* **EXERCISE DATA**
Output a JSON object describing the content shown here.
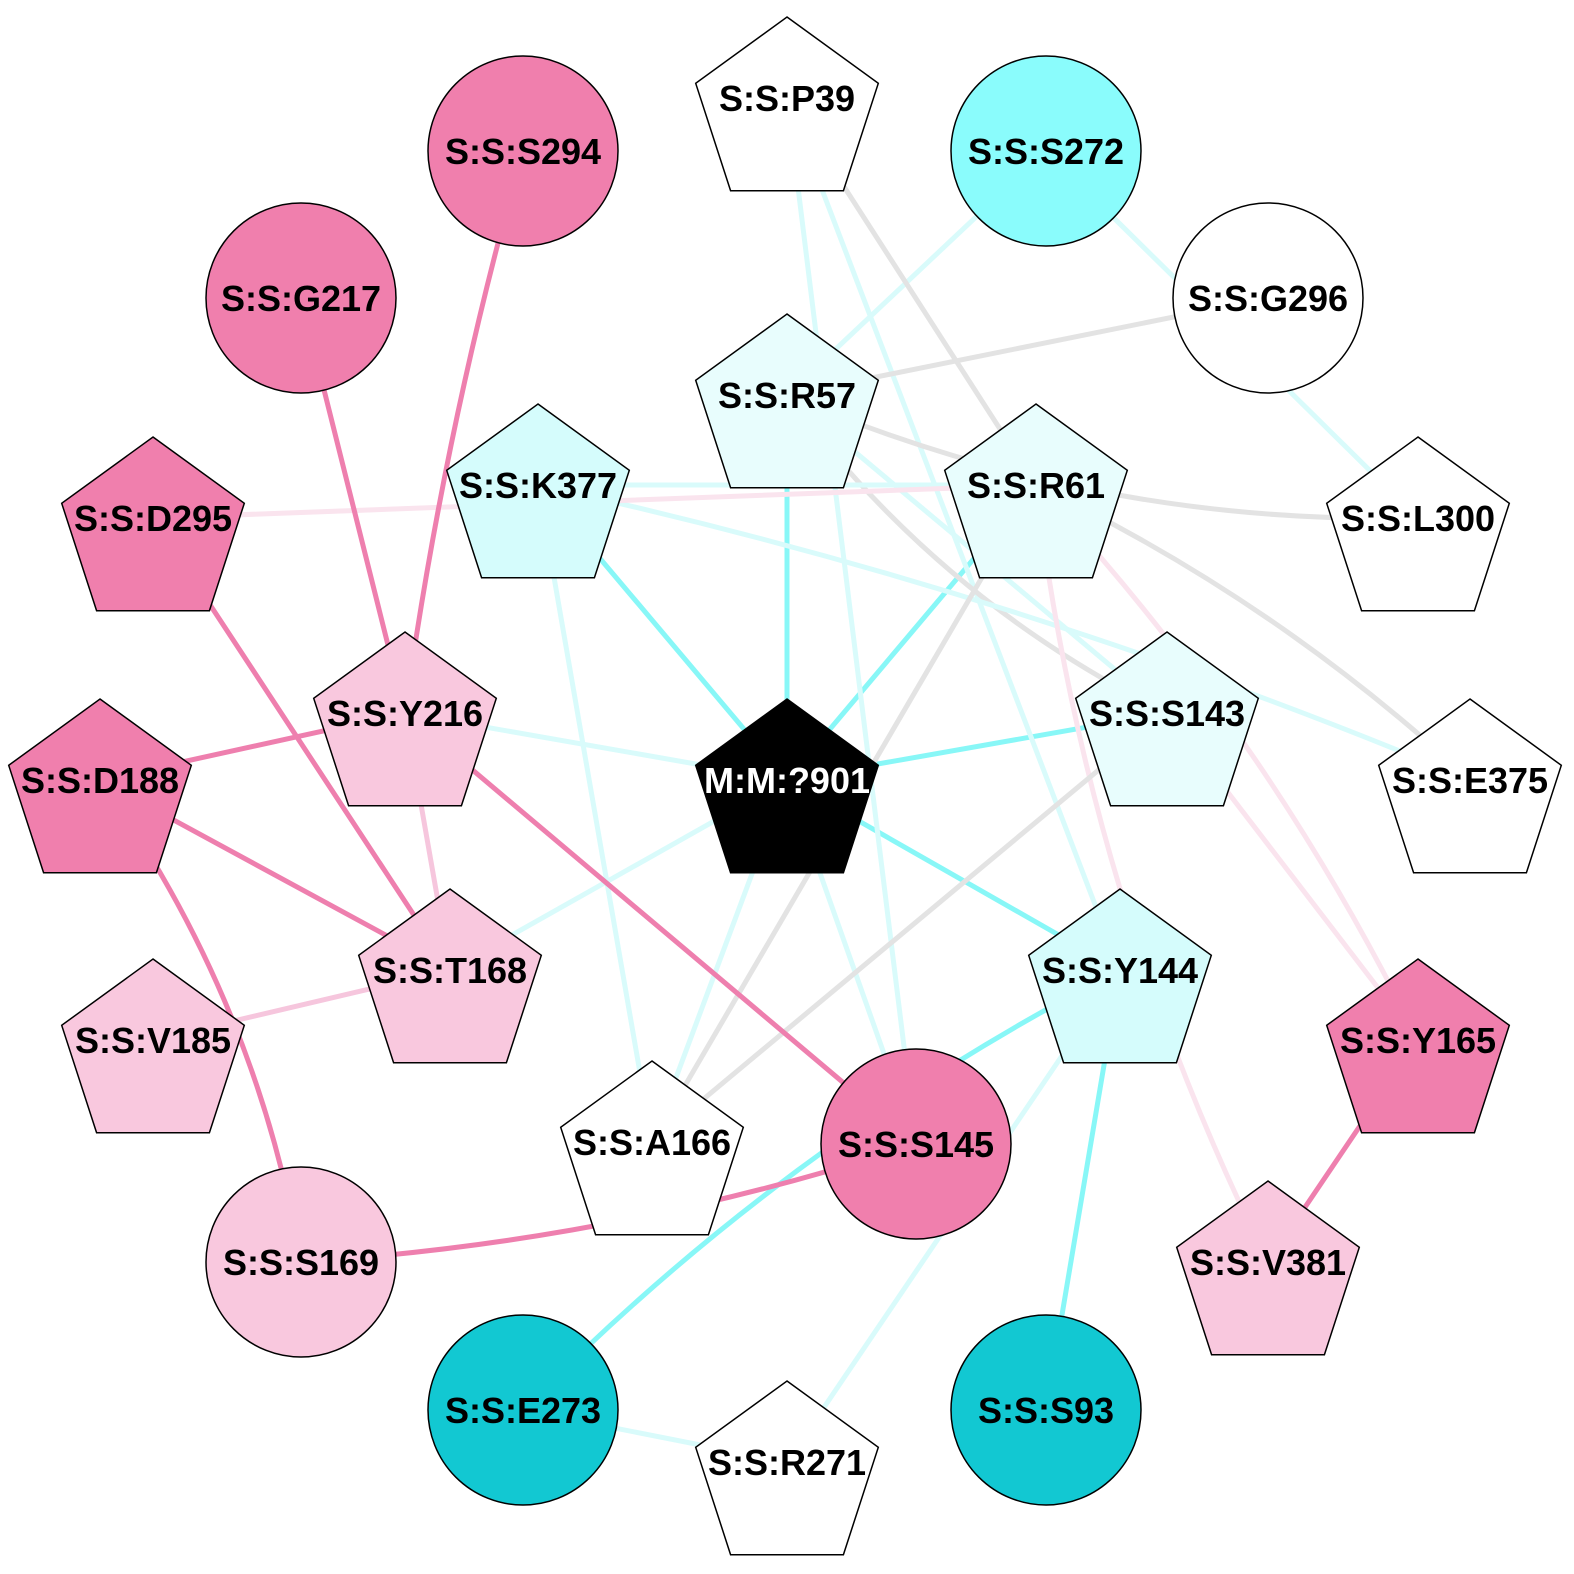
{
  "colors": {
    "white": "#ffffff",
    "black": "#000000",
    "pink_dark": "#f07fad",
    "pink_light": "#f9c8de",
    "cyan_dark": "#12c8d2",
    "cyan_mid": "#8afcfc",
    "cyan_light": "#d5fcfc",
    "cyan_pale": "#e8fdfd",
    "edge_cyan": "#88f7f7",
    "edge_cyan_faint": "#d9fbfb",
    "edge_pink": "#ee7fae",
    "edge_pink_light": "#f6c6dd",
    "edge_pink_faint": "#fae4ee",
    "edge_gray": "#e3e3e3"
  },
  "nodes": [
    {
      "id": "M:M:?901",
      "shape": "pentagon",
      "fill": "black",
      "text": "white"
    },
    {
      "id": "S:S:P39",
      "shape": "pentagon",
      "fill": "white"
    },
    {
      "id": "S:S:S294",
      "shape": "circle",
      "fill": "pink_dark"
    },
    {
      "id": "S:S:S272",
      "shape": "circle",
      "fill": "cyan_mid"
    },
    {
      "id": "S:S:G217",
      "shape": "circle",
      "fill": "pink_dark"
    },
    {
      "id": "S:S:G296",
      "shape": "circle",
      "fill": "white"
    },
    {
      "id": "S:S:R57",
      "shape": "pentagon",
      "fill": "cyan_pale"
    },
    {
      "id": "S:S:K377",
      "shape": "pentagon",
      "fill": "cyan_light"
    },
    {
      "id": "S:S:R61",
      "shape": "pentagon",
      "fill": "cyan_pale"
    },
    {
      "id": "S:S:D295",
      "shape": "pentagon",
      "fill": "pink_dark"
    },
    {
      "id": "S:S:L300",
      "shape": "pentagon",
      "fill": "white"
    },
    {
      "id": "S:S:Y216",
      "shape": "pentagon",
      "fill": "pink_light"
    },
    {
      "id": "S:S:S143",
      "shape": "pentagon",
      "fill": "cyan_pale"
    },
    {
      "id": "S:S:D188",
      "shape": "pentagon",
      "fill": "pink_dark"
    },
    {
      "id": "S:S:E375",
      "shape": "pentagon",
      "fill": "white"
    },
    {
      "id": "S:S:T168",
      "shape": "pentagon",
      "fill": "pink_light"
    },
    {
      "id": "S:S:Y144",
      "shape": "pentagon",
      "fill": "cyan_light"
    },
    {
      "id": "S:S:V185",
      "shape": "pentagon",
      "fill": "pink_light"
    },
    {
      "id": "S:S:Y165",
      "shape": "pentagon",
      "fill": "pink_dark"
    },
    {
      "id": "S:S:A166",
      "shape": "pentagon",
      "fill": "white"
    },
    {
      "id": "S:S:S145",
      "shape": "circle",
      "fill": "pink_dark"
    },
    {
      "id": "S:S:S169",
      "shape": "circle",
      "fill": "pink_light"
    },
    {
      "id": "S:S:V381",
      "shape": "pentagon",
      "fill": "pink_light"
    },
    {
      "id": "S:S:E273",
      "shape": "circle",
      "fill": "cyan_dark"
    },
    {
      "id": "S:S:S93",
      "shape": "circle",
      "fill": "cyan_dark"
    },
    {
      "id": "S:S:R271",
      "shape": "pentagon",
      "fill": "white"
    }
  ],
  "edges": [
    {
      "from": "M:M:?901",
      "to": "S:S:R57",
      "color": "edge_cyan"
    },
    {
      "from": "M:M:?901",
      "to": "S:S:K377",
      "color": "edge_cyan"
    },
    {
      "from": "M:M:?901",
      "to": "S:S:R61",
      "color": "edge_cyan"
    },
    {
      "from": "M:M:?901",
      "to": "S:S:S143",
      "color": "edge_cyan"
    },
    {
      "from": "M:M:?901",
      "to": "S:S:Y144",
      "color": "edge_cyan"
    },
    {
      "from": "M:M:?901",
      "to": "S:S:Y216",
      "color": "edge_cyan_faint"
    },
    {
      "from": "M:M:?901",
      "to": "S:S:T168",
      "color": "edge_cyan_faint"
    },
    {
      "from": "M:M:?901",
      "to": "S:S:A166",
      "color": "edge_cyan_faint"
    },
    {
      "from": "M:M:?901",
      "to": "S:S:S145",
      "color": "edge_cyan_faint"
    },
    {
      "from": "S:S:S272",
      "to": "S:S:R57",
      "color": "edge_cyan_faint"
    },
    {
      "from": "S:S:S272",
      "to": "S:S:L300",
      "color": "edge_cyan_faint"
    },
    {
      "from": "S:S:P39",
      "to": "S:S:S145",
      "color": "edge_cyan_faint"
    },
    {
      "from": "S:S:P39",
      "to": "S:S:Y144",
      "color": "edge_cyan_faint"
    },
    {
      "from": "S:S:P39",
      "to": "S:S:R61",
      "color": "edge_gray"
    },
    {
      "from": "S:S:R57",
      "to": "S:S:G296",
      "color": "edge_gray"
    },
    {
      "from": "S:S:R57",
      "to": "S:S:L300",
      "color": "edge_gray"
    },
    {
      "from": "S:S:R57",
      "to": "S:S:S143",
      "color": "edge_gray"
    },
    {
      "from": "S:S:R57",
      "to": "S:S:S143",
      "color": "edge_cyan_faint"
    },
    {
      "from": "S:S:K377",
      "to": "S:S:R61",
      "color": "edge_cyan_faint"
    },
    {
      "from": "S:S:K377",
      "to": "S:S:E375",
      "color": "edge_cyan_faint"
    },
    {
      "from": "S:S:K377",
      "to": "S:S:A166",
      "color": "edge_cyan_faint"
    },
    {
      "from": "S:S:D295",
      "to": "S:S:R61",
      "color": "edge_pink_faint"
    },
    {
      "from": "S:S:R61",
      "to": "S:S:E375",
      "color": "edge_gray"
    },
    {
      "from": "S:S:R61",
      "to": "S:S:A166",
      "color": "edge_gray"
    },
    {
      "from": "S:S:R61",
      "to": "S:S:Y165",
      "color": "edge_pink_faint"
    },
    {
      "from": "S:S:R61",
      "to": "S:S:V381",
      "color": "edge_pink_faint"
    },
    {
      "from": "S:S:S143",
      "to": "S:S:A166",
      "color": "edge_gray"
    },
    {
      "from": "S:S:S143",
      "to": "S:S:Y165",
      "color": "edge_pink_faint"
    },
    {
      "from": "S:S:Y144",
      "to": "S:S:E273",
      "color": "edge_cyan"
    },
    {
      "from": "S:S:Y144",
      "to": "S:S:S93",
      "color": "edge_cyan"
    },
    {
      "from": "S:S:Y144",
      "to": "S:S:R271",
      "color": "edge_cyan_faint"
    },
    {
      "from": "S:S:E273",
      "to": "S:S:R271",
      "color": "edge_cyan_faint"
    },
    {
      "from": "S:S:Y165",
      "to": "S:S:V381",
      "color": "edge_pink"
    },
    {
      "from": "S:S:S294",
      "to": "S:S:Y216",
      "color": "edge_pink"
    },
    {
      "from": "S:S:G217",
      "to": "S:S:Y216",
      "color": "edge_pink"
    },
    {
      "from": "S:S:D188",
      "to": "S:S:Y216",
      "color": "edge_pink"
    },
    {
      "from": "S:S:Y216",
      "to": "S:S:S145",
      "color": "edge_pink"
    },
    {
      "from": "S:S:Y216",
      "to": "S:S:T168",
      "color": "edge_pink_light"
    },
    {
      "from": "S:S:D295",
      "to": "S:S:T168",
      "color": "edge_pink"
    },
    {
      "from": "S:S:D188",
      "to": "S:S:T168",
      "color": "edge_pink"
    },
    {
      "from": "S:S:D188",
      "to": "S:S:S169",
      "color": "edge_pink"
    },
    {
      "from": "S:S:T168",
      "to": "S:S:V185",
      "color": "edge_pink_light"
    },
    {
      "from": "S:S:S169",
      "to": "S:S:S145",
      "color": "edge_pink"
    }
  ]
}
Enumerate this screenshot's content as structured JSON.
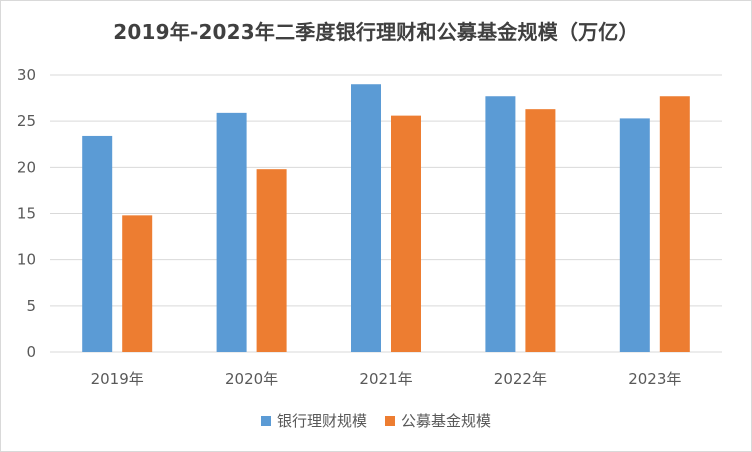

* **THE TASK**
Give every record back exactly as it reads, with no images.

* **EXERCISE ANSWER**
Output a JSON object describing the content shown here.
{
  "colors": {
    "white": "#ffffff",
    "black": "#000000",
    "pink_dark": "#f07fad",
    "pink_light": "#f9c8de",
    "cyan_dark": "#12c8d2",
    "cyan_mid": "#8afcfc",
    "cyan_light": "#d5fcfc",
    "cyan_pale": "#e8fdfd",
    "edge_cyan": "#88f7f7",
    "edge_cyan_faint": "#d9fbfb",
    "edge_pink": "#ee7fae",
    "edge_pink_light": "#f6c6dd",
    "edge_pink_faint": "#fae4ee",
    "edge_gray": "#e3e3e3"
  },
  "nodes": [
    {
      "id": "M:M:?901",
      "shape": "pentagon",
      "fill": "black",
      "text": "white"
    },
    {
      "id": "S:S:P39",
      "shape": "pentagon",
      "fill": "white"
    },
    {
      "id": "S:S:S294",
      "shape": "circle",
      "fill": "pink_dark"
    },
    {
      "id": "S:S:S272",
      "shape": "circle",
      "fill": "cyan_mid"
    },
    {
      "id": "S:S:G217",
      "shape": "circle",
      "fill": "pink_dark"
    },
    {
      "id": "S:S:G296",
      "shape": "circle",
      "fill": "white"
    },
    {
      "id": "S:S:R57",
      "shape": "pentagon",
      "fill": "cyan_pale"
    },
    {
      "id": "S:S:K377",
      "shape": "pentagon",
      "fill": "cyan_light"
    },
    {
      "id": "S:S:R61",
      "shape": "pentagon",
      "fill": "cyan_pale"
    },
    {
      "id": "S:S:D295",
      "shape": "pentagon",
      "fill": "pink_dark"
    },
    {
      "id": "S:S:L300",
      "shape": "pentagon",
      "fill": "white"
    },
    {
      "id": "S:S:Y216",
      "shape": "pentagon",
      "fill": "pink_light"
    },
    {
      "id": "S:S:S143",
      "shape": "pentagon",
      "fill": "cyan_pale"
    },
    {
      "id": "S:S:D188",
      "shape": "pentagon",
      "fill": "pink_dark"
    },
    {
      "id": "S:S:E375",
      "shape": "pentagon",
      "fill": "white"
    },
    {
      "id": "S:S:T168",
      "shape": "pentagon",
      "fill": "pink_light"
    },
    {
      "id": "S:S:Y144",
      "shape": "pentagon",
      "fill": "cyan_light"
    },
    {
      "id": "S:S:V185",
      "shape": "pentagon",
      "fill": "pink_light"
    },
    {
      "id": "S:S:Y165",
      "shape": "pentagon",
      "fill": "pink_dark"
    },
    {
      "id": "S:S:A166",
      "shape": "pentagon",
      "fill": "white"
    },
    {
      "id": "S:S:S145",
      "shape": "circle",
      "fill": "pink_dark"
    },
    {
      "id": "S:S:S169",
      "shape": "circle",
      "fill": "pink_light"
    },
    {
      "id": "S:S:V381",
      "shape": "pentagon",
      "fill": "pink_light"
    },
    {
      "id": "S:S:E273",
      "shape": "circle",
      "fill": "cyan_dark"
    },
    {
      "id": "S:S:S93",
      "shape": "circle",
      "fill": "cyan_dark"
    },
    {
      "id": "S:S:R271",
      "shape": "pentagon",
      "fill": "white"
    }
  ],
  "edges": [
    {
      "from": "M:M:?901",
      "to": "S:S:R57",
      "color": "edge_cyan"
    },
    {
      "from": "M:M:?901",
      "to": "S:S:K377",
      "color": "edge_cyan"
    },
    {
      "from": "M:M:?901",
      "to": "S:S:R61",
      "color": "edge_cyan"
    },
    {
      "from": "M:M:?901",
      "to": "S:S:S143",
      "color": "edge_cyan"
    },
    {
      "from": "M:M:?901",
      "to": "S:S:Y144",
      "color": "edge_cyan"
    },
    {
      "from": "M:M:?901",
      "to": "S:S:Y216",
      "color": "edge_cyan_faint"
    },
    {
      "from": "M:M:?901",
      "to": "S:S:T168",
      "color": "edge_cyan_faint"
    },
    {
      "from": "M:M:?901",
      "to": "S:S:A166",
      "color": "edge_cyan_faint"
    },
    {
      "from": "M:M:?901",
      "to": "S:S:S145",
      "color": "edge_cyan_faint"
    },
    {
      "from": "S:S:S272",
      "to": "S:S:R57",
      "color": "edge_cyan_faint"
    },
    {
      "from": "S:S:S272",
      "to": "S:S:L300",
      "color": "edge_cyan_faint"
    },
    {
      "from": "S:S:P39",
      "to": "S:S:S145",
      "color": "edge_cyan_faint"
    },
    {
      "from": "S:S:P39",
      "to": "S:S:Y144",
      "color": "edge_cyan_faint"
    },
    {
      "from": "S:S:P39",
      "to": "S:S:R61",
      "color": "edge_gray"
    },
    {
      "from": "S:S:R57",
      "to": "S:S:G296",
      "color": "edge_gray"
    },
    {
      "from": "S:S:R57",
      "to": "S:S:L300",
      "color": "edge_gray"
    },
    {
      "from": "S:S:R57",
      "to": "S:S:S143",
      "color": "edge_gray"
    },
    {
      "from": "S:S:R57",
      "to": "S:S:S143",
      "color": "edge_cyan_faint"
    },
    {
      "from": "S:S:K377",
      "to": "S:S:R61",
      "color": "edge_cyan_faint"
    },
    {
      "from": "S:S:K377",
      "to": "S:S:E375",
      "color": "edge_cyan_faint"
    },
    {
      "from": "S:S:K377",
      "to": "S:S:A166",
      "color": "edge_cyan_faint"
    },
    {
      "from": "S:S:D295",
      "to": "S:S:R61",
      "color": "edge_pink_faint"
    },
    {
      "from": "S:S:R61",
      "to": "S:S:E375",
      "color": "edge_gray"
    },
    {
      "from": "S:S:R61",
      "to": "S:S:A166",
      "color": "edge_gray"
    },
    {
      "from": "S:S:R61",
      "to": "S:S:Y165",
      "color": "edge_pink_faint"
    },
    {
      "from": "S:S:R61",
      "to": "S:S:V381",
      "color": "edge_pink_faint"
    },
    {
      "from": "S:S:S143",
      "to": "S:S:A166",
      "color": "edge_gray"
    },
    {
      "from": "S:S:S143",
      "to": "S:S:Y165",
      "color": "edge_pink_faint"
    },
    {
      "from": "S:S:Y144",
      "to": "S:S:E273",
      "color": "edge_cyan"
    },
    {
      "from": "S:S:Y144",
      "to": "S:S:S93",
      "color": "edge_cyan"
    },
    {
      "from": "S:S:Y144",
      "to": "S:S:R271",
      "color": "edge_cyan_faint"
    },
    {
      "from": "S:S:E273",
      "to": "S:S:R271",
      "color": "edge_cyan_faint"
    },
    {
      "from": "S:S:Y165",
      "to": "S:S:V381",
      "color": "edge_pink"
    },
    {
      "from": "S:S:S294",
      "to": "S:S:Y216",
      "color": "edge_pink"
    },
    {
      "from": "S:S:G217",
      "to": "S:S:Y216",
      "color": "edge_pink"
    },
    {
      "from": "S:S:D188",
      "to": "S:S:Y216",
      "color": "edge_pink"
    },
    {
      "from": "S:S:Y216",
      "to": "S:S:S145",
      "color": "edge_pink"
    },
    {
      "from": "S:S:Y216",
      "to": "S:S:T168",
      "color": "edge_pink_light"
    },
    {
      "from": "S:S:D295",
      "to": "S:S:T168",
      "color": "edge_pink"
    },
    {
      "from": "S:S:D188",
      "to": "S:S:T168",
      "color": "edge_pink"
    },
    {
      "from": "S:S:D188",
      "to": "S:S:S169",
      "color": "edge_pink"
    },
    {
      "from": "S:S:T168",
      "to": "S:S:V185",
      "color": "edge_pink_light"
    },
    {
      "from": "S:S:S169",
      "to": "S:S:S145",
      "color": "edge_pink"
    }
  ]
}
Enumerate this screenshot's content as structured JSON.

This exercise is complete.